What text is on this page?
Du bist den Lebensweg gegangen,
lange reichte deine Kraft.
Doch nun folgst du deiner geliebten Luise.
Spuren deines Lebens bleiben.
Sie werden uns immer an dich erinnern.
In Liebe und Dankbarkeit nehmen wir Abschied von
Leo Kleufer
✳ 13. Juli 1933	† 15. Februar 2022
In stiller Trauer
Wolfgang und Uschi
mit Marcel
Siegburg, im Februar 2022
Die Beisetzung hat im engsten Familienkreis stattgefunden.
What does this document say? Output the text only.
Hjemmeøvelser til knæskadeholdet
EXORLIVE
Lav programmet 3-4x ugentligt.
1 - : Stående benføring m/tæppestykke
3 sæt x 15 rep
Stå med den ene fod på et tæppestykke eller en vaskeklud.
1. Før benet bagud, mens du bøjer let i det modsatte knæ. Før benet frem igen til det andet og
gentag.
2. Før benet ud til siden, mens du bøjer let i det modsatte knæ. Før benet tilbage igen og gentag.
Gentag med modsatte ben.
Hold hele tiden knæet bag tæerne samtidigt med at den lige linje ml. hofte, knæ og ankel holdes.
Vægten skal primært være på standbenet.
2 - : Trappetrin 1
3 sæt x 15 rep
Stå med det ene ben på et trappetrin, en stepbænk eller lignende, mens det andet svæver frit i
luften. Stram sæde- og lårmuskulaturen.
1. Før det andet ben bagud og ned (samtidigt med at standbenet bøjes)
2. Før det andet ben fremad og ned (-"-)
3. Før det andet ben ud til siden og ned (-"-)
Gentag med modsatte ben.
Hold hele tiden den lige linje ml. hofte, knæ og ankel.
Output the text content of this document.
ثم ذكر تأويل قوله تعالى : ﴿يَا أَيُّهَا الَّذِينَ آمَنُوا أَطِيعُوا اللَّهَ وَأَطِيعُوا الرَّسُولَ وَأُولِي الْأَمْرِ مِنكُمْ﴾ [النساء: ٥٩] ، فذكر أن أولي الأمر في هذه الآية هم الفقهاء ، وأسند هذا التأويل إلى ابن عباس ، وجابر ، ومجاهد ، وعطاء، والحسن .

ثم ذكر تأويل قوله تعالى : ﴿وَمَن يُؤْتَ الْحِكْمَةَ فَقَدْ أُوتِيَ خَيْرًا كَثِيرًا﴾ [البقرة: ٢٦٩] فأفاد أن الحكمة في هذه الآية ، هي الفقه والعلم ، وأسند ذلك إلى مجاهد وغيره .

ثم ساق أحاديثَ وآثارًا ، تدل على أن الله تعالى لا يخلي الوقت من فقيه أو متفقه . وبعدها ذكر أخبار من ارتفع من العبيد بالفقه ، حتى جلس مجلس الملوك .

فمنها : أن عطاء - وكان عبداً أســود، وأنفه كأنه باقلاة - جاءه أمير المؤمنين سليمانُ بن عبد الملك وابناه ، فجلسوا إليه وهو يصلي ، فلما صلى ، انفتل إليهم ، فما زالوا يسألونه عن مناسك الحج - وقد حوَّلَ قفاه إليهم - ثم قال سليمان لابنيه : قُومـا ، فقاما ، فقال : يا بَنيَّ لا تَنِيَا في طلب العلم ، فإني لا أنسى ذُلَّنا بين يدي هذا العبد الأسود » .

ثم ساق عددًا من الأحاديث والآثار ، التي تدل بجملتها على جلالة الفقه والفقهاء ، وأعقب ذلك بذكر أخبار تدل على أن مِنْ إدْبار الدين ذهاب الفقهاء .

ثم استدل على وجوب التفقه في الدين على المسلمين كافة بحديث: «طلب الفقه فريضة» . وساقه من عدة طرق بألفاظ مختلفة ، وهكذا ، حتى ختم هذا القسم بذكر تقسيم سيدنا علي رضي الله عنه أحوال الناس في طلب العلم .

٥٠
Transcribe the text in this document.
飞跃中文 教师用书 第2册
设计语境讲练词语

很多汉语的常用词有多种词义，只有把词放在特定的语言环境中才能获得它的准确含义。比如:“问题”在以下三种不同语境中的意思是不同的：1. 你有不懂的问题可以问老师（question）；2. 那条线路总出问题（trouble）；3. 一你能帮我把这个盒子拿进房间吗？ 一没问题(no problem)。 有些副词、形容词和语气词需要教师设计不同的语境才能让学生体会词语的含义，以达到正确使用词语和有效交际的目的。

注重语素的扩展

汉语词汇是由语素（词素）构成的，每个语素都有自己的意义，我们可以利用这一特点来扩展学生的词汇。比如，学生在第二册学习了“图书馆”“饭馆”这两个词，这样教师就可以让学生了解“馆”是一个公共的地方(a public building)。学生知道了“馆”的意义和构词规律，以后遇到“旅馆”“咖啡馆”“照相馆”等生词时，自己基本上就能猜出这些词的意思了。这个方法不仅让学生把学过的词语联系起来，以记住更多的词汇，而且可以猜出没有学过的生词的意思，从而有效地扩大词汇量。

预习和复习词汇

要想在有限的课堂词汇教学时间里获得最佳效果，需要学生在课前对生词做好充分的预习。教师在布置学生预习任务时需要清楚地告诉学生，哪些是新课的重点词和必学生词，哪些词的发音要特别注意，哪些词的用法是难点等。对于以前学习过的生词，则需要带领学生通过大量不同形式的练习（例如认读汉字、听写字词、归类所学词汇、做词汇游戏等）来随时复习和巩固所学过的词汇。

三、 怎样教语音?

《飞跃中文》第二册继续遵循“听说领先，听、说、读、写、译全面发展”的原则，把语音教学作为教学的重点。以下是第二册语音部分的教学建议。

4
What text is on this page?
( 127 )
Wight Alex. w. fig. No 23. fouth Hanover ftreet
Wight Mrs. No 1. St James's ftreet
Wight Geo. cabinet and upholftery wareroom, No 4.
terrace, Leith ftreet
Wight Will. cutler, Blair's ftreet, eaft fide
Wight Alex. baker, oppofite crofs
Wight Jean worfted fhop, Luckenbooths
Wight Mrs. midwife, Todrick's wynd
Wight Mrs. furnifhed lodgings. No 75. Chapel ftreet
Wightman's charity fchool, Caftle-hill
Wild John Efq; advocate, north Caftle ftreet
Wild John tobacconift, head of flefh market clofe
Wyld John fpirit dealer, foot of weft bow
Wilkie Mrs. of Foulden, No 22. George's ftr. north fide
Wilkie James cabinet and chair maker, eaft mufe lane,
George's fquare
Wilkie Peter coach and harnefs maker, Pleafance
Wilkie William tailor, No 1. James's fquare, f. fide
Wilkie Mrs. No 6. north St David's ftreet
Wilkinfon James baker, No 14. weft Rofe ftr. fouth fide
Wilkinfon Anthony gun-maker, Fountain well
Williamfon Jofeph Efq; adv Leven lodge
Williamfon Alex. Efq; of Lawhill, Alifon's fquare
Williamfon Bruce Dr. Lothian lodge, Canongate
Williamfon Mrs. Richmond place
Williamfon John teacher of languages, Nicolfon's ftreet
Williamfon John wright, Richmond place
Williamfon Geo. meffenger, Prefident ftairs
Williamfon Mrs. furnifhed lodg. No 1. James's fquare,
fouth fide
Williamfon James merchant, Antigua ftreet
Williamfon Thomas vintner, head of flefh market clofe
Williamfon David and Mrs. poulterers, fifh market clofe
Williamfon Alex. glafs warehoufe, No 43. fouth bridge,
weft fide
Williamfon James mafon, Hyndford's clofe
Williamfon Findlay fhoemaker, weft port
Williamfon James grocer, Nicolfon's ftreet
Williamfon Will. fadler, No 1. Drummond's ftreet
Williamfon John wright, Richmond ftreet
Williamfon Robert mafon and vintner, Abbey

* EXERCISE INSTRUCTIONS *
Output every line above without altering anything.

* CORRECT ANSWER *
What text is on this page?
Du bist den Lebensweg gegangen,
lange reichte deine Kraft.
Doch nun folgst du deiner geliebten Luise.
Spuren deines Lebens bleiben.
Sie werden uns immer an dich erinnern.
In Liebe und Dankbarkeit nehmen wir Abschied von
Leo Kleufer
✳ 13. Juli 1933	† 15. Februar 2022
In stiller Trauer
Wolfgang und Uschi
mit Marcel
Siegburg, im Februar 2022
Die Beisetzung hat im engsten Familienkreis stattgefunden.
What does this document say? Output the text only.
Hjemmeøvelser til knæskadeholdet
EXORLIVE
Lav programmet 3-4x ugentligt.
1 - : Stående benføring m/tæppestykke
3 sæt x 15 rep
Stå med den ene fod på et tæppestykke eller en vaskeklud.
1. Før benet bagud, mens du bøjer let i det modsatte knæ. Før benet frem igen til det andet og
gentag.
2. Før benet ud til siden, mens du bøjer let i det modsatte knæ. Før benet tilbage igen og gentag.
Gentag med modsatte ben.
Hold hele tiden knæet bag tæerne samtidigt med at den lige linje ml. hofte, knæ og ankel holdes.
Vægten skal primært være på standbenet.
2 - : Trappetrin 1
3 sæt x 15 rep
Stå med det ene ben på et trappetrin, en stepbænk eller lignende, mens det andet svæver frit i
luften. Stram sæde- og lårmuskulaturen.
1. Før det andet ben bagud og ned (samtidigt med at standbenet bøjes)
2. Før det andet ben fremad og ned (-"-)
3. Før det andet ben ud til siden og ned (-"-)
Gentag med modsatte ben.
Hold hele tiden den lige linje ml. hofte, knæ og ankel.
Output the text content of this document.
ثم ذكر تأويل قوله تعالى : ﴿يَا أَيُّهَا الَّذِينَ آمَنُوا أَطِيعُوا اللَّهَ وَأَطِيعُوا الرَّسُولَ وَأُولِي الْأَمْرِ مِنكُمْ﴾ [النساء: ٥٩] ، فذكر أن أولي الأمر في هذه الآية هم الفقهاء ، وأسند هذا التأويل إلى ابن عباس ، وجابر ، ومجاهد ، وعطاء، والحسن .

ثم ذكر تأويل قوله تعالى : ﴿وَمَن يُؤْتَ الْحِكْمَةَ فَقَدْ أُوتِيَ خَيْرًا كَثِيرًا﴾ [البقرة: ٢٦٩] فأفاد أن الحكمة في هذه الآية ، هي الفقه والعلم ، وأسند ذلك إلى مجاهد وغيره .

ثم ساق أحاديثَ وآثارًا ، تدل على أن الله تعالى لا يخلي الوقت من فقيه أو متفقه . وبعدها ذكر أخبار من ارتفع من العبيد بالفقه ، حتى جلس مجلس الملوك .

فمنها : أن عطاء - وكان عبداً أســود، وأنفه كأنه باقلاة - جاءه أمير المؤمنين سليمانُ بن عبد الملك وابناه ، فجلسوا إليه وهو يصلي ، فلما صلى ، انفتل إليهم ، فما زالوا يسألونه عن مناسك الحج - وقد حوَّلَ قفاه إليهم - ثم قال سليمان لابنيه : قُومـا ، فقاما ، فقال : يا بَنيَّ لا تَنِيَا في طلب العلم ، فإني لا أنسى ذُلَّنا بين يدي هذا العبد الأسود » .

ثم ساق عددًا من الأحاديث والآثار ، التي تدل بجملتها على جلالة الفقه والفقهاء ، وأعقب ذلك بذكر أخبار تدل على أن مِنْ إدْبار الدين ذهاب الفقهاء .

ثم استدل على وجوب التفقه في الدين على المسلمين كافة بحديث: «طلب الفقه فريضة» . وساقه من عدة طرق بألفاظ مختلفة ، وهكذا ، حتى ختم هذا القسم بذكر تقسيم سيدنا علي رضي الله عنه أحوال الناس في طلب العلم .

٥٠
Transcribe the text in this document.
飞跃中文 教师用书 第2册
设计语境讲练词语

很多汉语的常用词有多种词义，只有把词放在特定的语言环境中才能获得它的准确含义。比如:“问题”在以下三种不同语境中的意思是不同的：1. 你有不懂的问题可以问老师（question）；2. 那条线路总出问题（trouble）；3. 一你能帮我把这个盒子拿进房间吗？ 一没问题(no problem)。 有些副词、形容词和语气词需要教师设计不同的语境才能让学生体会词语的含义，以达到正确使用词语和有效交际的目的。

注重语素的扩展

汉语词汇是由语素（词素）构成的，每个语素都有自己的意义，我们可以利用这一特点来扩展学生的词汇。比如，学生在第二册学习了“图书馆”“饭馆”这两个词，这样教师就可以让学生了解“馆”是一个公共的地方(a public building)。学生知道了“馆”的意义和构词规律，以后遇到“旅馆”“咖啡馆”“照相馆”等生词时，自己基本上就能猜出这些词的意思了。这个方法不仅让学生把学过的词语联系起来，以记住更多的词汇，而且可以猜出没有学过的生词的意思，从而有效地扩大词汇量。

预习和复习词汇

要想在有限的课堂词汇教学时间里获得最佳效果，需要学生在课前对生词做好充分的预习。教师在布置学生预习任务时需要清楚地告诉学生，哪些是新课的重点词和必学生词，哪些词的发音要特别注意，哪些词的用法是难点等。对于以前学习过的生词，则需要带领学生通过大量不同形式的练习（例如认读汉字、听写字词、归类所学词汇、做词汇游戏等）来随时复习和巩固所学过的词汇。

三、 怎样教语音?

《飞跃中文》第二册继续遵循“听说领先，听、说、读、写、译全面发展”的原则，把语音教学作为教学的重点。以下是第二册语音部分的教学建议。

4
What text is on this page?
( 127 )
Wight Alex. w. fig. No 23. fouth Hanover ftreet
Wight Mrs. No 1. St James's ftreet
Wight Geo. cabinet and upholftery wareroom, No 4.
terrace, Leith ftreet
Wight Will. cutler, Blair's ftreet, eaft fide
Wight Alex. baker, oppofite crofs
Wight Jean worfted fhop, Luckenbooths
Wight Mrs. midwife, Todrick's wynd
Wight Mrs. furnifhed lodgings. No 75. Chapel ftreet
Wightman's charity fchool, Caftle-hill
Wild John Efq; advocate, north Caftle ftreet
Wild John tobacconift, head of flefh market clofe
Wyld John fpirit dealer, foot of weft bow
Wilkie Mrs. of Foulden, No 22. George's ftr. north fide
Wilkie James cabinet and chair maker, eaft mufe lane,
George's fquare
Wilkie Peter coach and harnefs maker, Pleafance
Wilkie William tailor, No 1. James's fquare, f. fide
Wilkie Mrs. No 6. north St David's ftreet
Wilkinfon James baker, No 14. weft Rofe ftr. fouth fide
Wilkinfon Anthony gun-maker, Fountain well
Williamfon Jofeph Efq; adv Leven lodge
Williamfon Alex. Efq; of Lawhill, Alifon's fquare
Williamfon Bruce Dr. Lothian lodge, Canongate
Williamfon Mrs. Richmond place
Williamfon John teacher of languages, Nicolfon's ftreet
Williamfon John wright, Richmond place
Williamfon Geo. meffenger, Prefident ftairs
Williamfon Mrs. furnifhed lodg. No 1. James's fquare,
fouth fide
Williamfon James merchant, Antigua ftreet
Williamfon Thomas vintner, head of flefh market clofe
Williamfon David and Mrs. poulterers, fifh market clofe
Williamfon Alex. glafs warehoufe, No 43. fouth bridge,
weft fide
Williamfon James mafon, Hyndford's clofe
Williamfon Findlay fhoemaker, weft port
Williamfon James grocer, Nicolfon's ftreet
Williamfon Will. fadler, No 1. Drummond's ftreet
Williamfon John wright, Richmond ftreet
Williamfon Robert mafon and vintner, Abbey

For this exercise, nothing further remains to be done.